[Data entries]

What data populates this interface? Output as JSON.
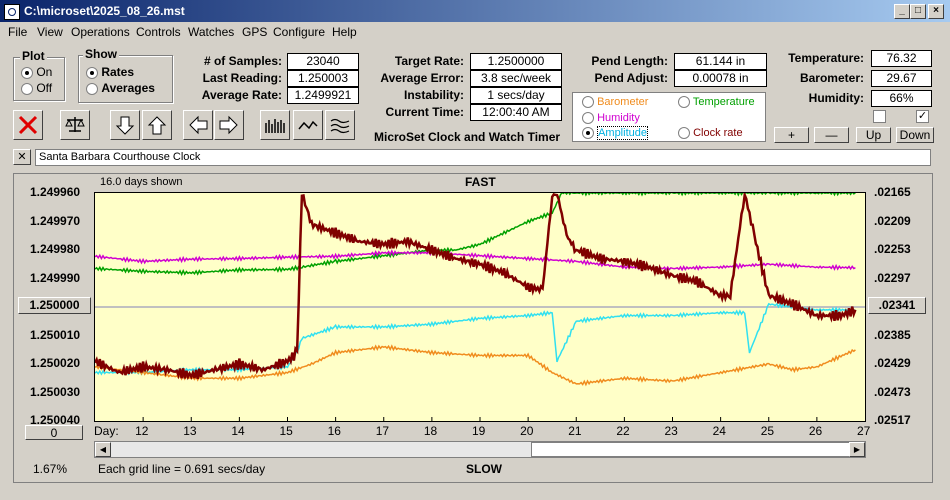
{
  "window": {
    "title": "C:\\microset\\2025_08_26.mst"
  },
  "menu": [
    "File",
    "View",
    "Operations",
    "Controls",
    "Watches",
    "GPS",
    "Configure",
    "Help"
  ],
  "plot_group": {
    "label": "Plot",
    "options": [
      "On",
      "Off"
    ],
    "selected": "On"
  },
  "show_group": {
    "label": "Show",
    "options": [
      "Rates",
      "Averages"
    ],
    "selected": "Rates"
  },
  "stats": {
    "samples_label": "# of Samples:",
    "samples": "23040",
    "last_label": "Last Reading:",
    "last": "1.250003",
    "avg_label": "Average Rate:",
    "avg": "1.2499921"
  },
  "rates": {
    "target_label": "Target Rate:",
    "target": "1.2500000",
    "error_label": "Average Error:",
    "error": "3.8 sec/week",
    "instab_label": "Instability:",
    "instab": "1 secs/day",
    "time_label": "Current Time:",
    "time": "12:00:40 AM"
  },
  "pend": {
    "length_label": "Pend Length:",
    "length": "61.144 in",
    "adjust_label": "Pend Adjust:",
    "adjust": "0.00078 in"
  },
  "sensor_options": {
    "items": [
      {
        "label": "Barometer",
        "color": "#f08c1e",
        "selected": false
      },
      {
        "label": "Temperature",
        "color": "#00a000",
        "selected": false
      },
      {
        "label": "Humidity",
        "color": "#d000d0",
        "selected": false
      },
      {
        "label": "Clock rate",
        "color": "#800000",
        "selected": false
      },
      {
        "label": "Amplitude",
        "color": "#00b0e0",
        "selected": true
      }
    ]
  },
  "env": {
    "temp_label": "Temperature:",
    "temp": "76.32",
    "baro_label": "Barometer:",
    "baro": "29.67",
    "hum_label": "Humidity:",
    "hum": "66%"
  },
  "scale_buttons": {
    "plus": "+",
    "minus": "—",
    "up": "Up",
    "down": "Down"
  },
  "app_caption": "MicroSet Clock and Watch Timer",
  "clock_name": "Santa Barbara Courthouse Clock",
  "close_x": "✕",
  "colors": {
    "rate": "#800000",
    "temperature": "#00a000",
    "humidity": "#d000d0",
    "amplitude": "#30e0f0",
    "barometer": "#f08c1e",
    "plot_bg": "#ffffc8"
  },
  "chart_data": {
    "type": "line",
    "title": "FAST",
    "bottom_label": "SLOW",
    "days_shown": "16.0 days shown",
    "grid_note": "Each grid line = 0.691 secs/day",
    "scroll_percent": "1.67%",
    "center_value": "1.250000",
    "right_center_value": ".02341",
    "left_button": "0",
    "x_prefix": "Day:",
    "x_ticks": [
      "12",
      "13",
      "14",
      "15",
      "16",
      "17",
      "18",
      "19",
      "20",
      "21",
      "22",
      "23",
      "24",
      "25",
      "26",
      "27"
    ],
    "xlim": [
      11,
      27
    ],
    "y_left_ticks": [
      "1.249960",
      "1.249970",
      "1.249980",
      "1.249990",
      "1.250000",
      "1.250010",
      "1.250020",
      "1.250030",
      "1.250040"
    ],
    "y_right_ticks": [
      ".02165",
      ".02209",
      ".02253",
      ".02297",
      ".02341",
      ".02385",
      ".02429",
      ".02473",
      ".02517"
    ],
    "ylim_left": [
      1.24996,
      1.25004
    ],
    "series": [
      {
        "key": "temperature",
        "x": [
          11,
          12,
          13,
          14,
          15,
          15.3,
          16,
          17,
          18,
          18.5,
          19,
          19.5,
          20,
          20.5,
          20.7,
          21,
          22,
          23,
          24,
          25,
          26,
          26.8
        ],
        "y": [
          1.2499865,
          1.2499875,
          1.249988,
          1.249987,
          1.2499868,
          1.249986,
          1.249984,
          1.249982,
          1.24998,
          1.24998,
          1.249978,
          1.249974,
          1.24997,
          1.249967,
          1.24996,
          1.24996,
          1.24996,
          1.24996,
          1.24996,
          1.24996,
          1.24996,
          1.24996
        ]
      },
      {
        "key": "humidity",
        "x": [
          11,
          12,
          13,
          14,
          15,
          16,
          17,
          18,
          19,
          20,
          21,
          22,
          23,
          24,
          25,
          26,
          26.8
        ],
        "y": [
          1.2499822,
          1.249984,
          1.2499832,
          1.249983,
          1.2499825,
          1.2499822,
          1.249981,
          1.249981,
          1.249982,
          1.249983,
          1.249984,
          1.249986,
          1.2499865,
          1.249986,
          1.249985,
          1.249986,
          1.2499862
        ]
      },
      {
        "key": "amplitude",
        "x": [
          11,
          12,
          13,
          14,
          15,
          15.2,
          15.3,
          16,
          17,
          18,
          19,
          20,
          20.5,
          20.6,
          21,
          22,
          23,
          24,
          24.5,
          24.6,
          25,
          26,
          26.8
        ],
        "y": [
          1.250023,
          1.250023,
          1.250022,
          1.250022,
          1.250021,
          1.250016,
          1.250011,
          1.250007,
          1.250007,
          1.250006,
          1.250004,
          1.250003,
          1.250002,
          1.250019,
          1.250005,
          1.250003,
          1.250003,
          1.250002,
          1.250002,
          1.250016,
          1.249999,
          1.250001,
          1.250001
        ]
      },
      {
        "key": "barometer",
        "x": [
          11,
          12,
          13,
          14,
          15,
          15.5,
          16,
          17,
          18,
          19,
          20,
          20.5,
          21,
          22,
          23,
          24,
          25,
          25.5,
          26,
          26.8
        ],
        "y": [
          1.250021,
          1.250023,
          1.250025,
          1.250025,
          1.250023,
          1.25002,
          1.250016,
          1.250014,
          1.250016,
          1.250017,
          1.250017,
          1.250023,
          1.250027,
          1.250025,
          1.250026,
          1.250023,
          1.25002,
          1.250022,
          1.250021,
          1.250015
        ]
      },
      {
        "key": "rate",
        "x": [
          11,
          11.5,
          12,
          12.5,
          13,
          13.5,
          14,
          14.5,
          15,
          15.2,
          15.3,
          15.5,
          16,
          16.5,
          17,
          17.5,
          18,
          18.5,
          19,
          19.5,
          20,
          20.3,
          20.5,
          20.6,
          20.8,
          21,
          21.5,
          22,
          22.5,
          23,
          23.5,
          24,
          24.2,
          24.5,
          24.7,
          25,
          25.5,
          26,
          26.5,
          26.8
        ],
        "y": [
          1.250019,
          1.250023,
          1.250021,
          1.250022,
          1.250024,
          1.250022,
          1.25002,
          1.250022,
          1.250019,
          1.250016,
          1.24996,
          1.249971,
          1.249974,
          1.249977,
          1.249978,
          1.249977,
          1.24998,
          1.249983,
          1.249985,
          1.249988,
          1.249993,
          1.249994,
          1.249961,
          1.24996,
          1.249975,
          1.24998,
          1.249983,
          1.249984,
          1.249986,
          1.249989,
          1.249991,
          1.249996,
          1.249996,
          1.24996,
          1.249975,
          1.249996,
          1.249999,
          1.250003,
          1.250003,
          1.250001
        ]
      }
    ]
  }
}
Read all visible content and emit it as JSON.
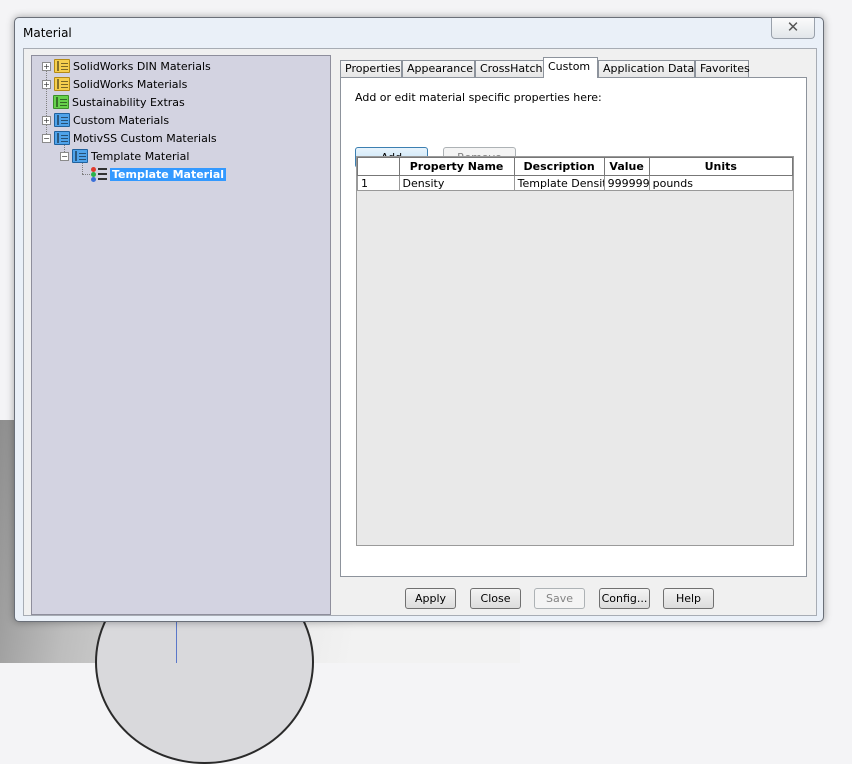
{
  "window": {
    "title": "Material",
    "close_glyph": "✕"
  },
  "tree": {
    "items": [
      {
        "label": "SolidWorks DIN Materials",
        "icon": "yellow-book-icon",
        "expander": "+"
      },
      {
        "label": "SolidWorks Materials",
        "icon": "yellow-book-icon",
        "expander": "+"
      },
      {
        "label": "Sustainability Extras",
        "icon": "green-book-icon",
        "expander": ""
      },
      {
        "label": "Custom Materials",
        "icon": "blue-book-icon",
        "expander": "+"
      },
      {
        "label": "MotivSS Custom Materials",
        "icon": "blue-book-icon",
        "expander": "−"
      },
      {
        "label": "Template Material",
        "icon": "blue-book-icon",
        "expander": "−"
      },
      {
        "label": "Template Material",
        "icon": "material-icon",
        "expander": "",
        "selected": true
      }
    ]
  },
  "tabs": [
    "Properties",
    "Appearance",
    "CrossHatch",
    "Custom",
    "Application Data",
    "Favorites"
  ],
  "active_tab": "Custom",
  "custom": {
    "hint": "Add or edit material specific properties here:",
    "add_label": "Add",
    "remove_label": "Remove",
    "columns": [
      "",
      "Property Name",
      "Description",
      "Value",
      "Units"
    ],
    "rows": [
      [
        "1",
        "Density",
        "Template Densit",
        "999999",
        "pounds"
      ]
    ]
  },
  "buttons": {
    "apply": "Apply",
    "close": "Close",
    "save": "Save",
    "config": "Config...",
    "help": "Help"
  },
  "colors": {
    "selection": "#3399ff",
    "tree_bg": "#d3d3e1"
  }
}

§ **WORK REQUIRED**: Write down every line of the data above that includes the string "secs".

§ **TASK RESULT**:
    "instab": "1 secs/day",
    "grid_note": "Each grid line = 0.691 secs/day",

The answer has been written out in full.